# start of Records supplied

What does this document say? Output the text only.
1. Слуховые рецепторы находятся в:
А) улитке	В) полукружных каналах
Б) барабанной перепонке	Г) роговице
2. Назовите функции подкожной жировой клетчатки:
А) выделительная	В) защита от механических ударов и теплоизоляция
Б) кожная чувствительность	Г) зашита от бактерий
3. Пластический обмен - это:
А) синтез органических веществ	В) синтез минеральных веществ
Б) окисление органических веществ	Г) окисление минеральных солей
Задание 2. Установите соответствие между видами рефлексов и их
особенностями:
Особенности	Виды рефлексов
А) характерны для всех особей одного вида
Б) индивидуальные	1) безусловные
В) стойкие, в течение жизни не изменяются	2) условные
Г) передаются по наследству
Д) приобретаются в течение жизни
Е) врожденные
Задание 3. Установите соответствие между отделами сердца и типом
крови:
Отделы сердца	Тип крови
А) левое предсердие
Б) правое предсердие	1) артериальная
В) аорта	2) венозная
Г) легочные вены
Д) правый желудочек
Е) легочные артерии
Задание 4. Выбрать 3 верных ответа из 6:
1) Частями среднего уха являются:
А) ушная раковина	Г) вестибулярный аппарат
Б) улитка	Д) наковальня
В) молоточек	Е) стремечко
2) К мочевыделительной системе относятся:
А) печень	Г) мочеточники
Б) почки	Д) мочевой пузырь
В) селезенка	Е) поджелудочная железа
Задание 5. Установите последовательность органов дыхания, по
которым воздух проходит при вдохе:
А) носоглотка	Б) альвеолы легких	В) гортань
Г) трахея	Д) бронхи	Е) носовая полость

# end of Records supplied

__Exercise directions__
Read the entries and show each line that mentions "минеральных".

__The completed task__
А) синтез органических веществ	В) синтез минеральных веществ
Б) окисление органических веществ	Г) окисление минеральных солей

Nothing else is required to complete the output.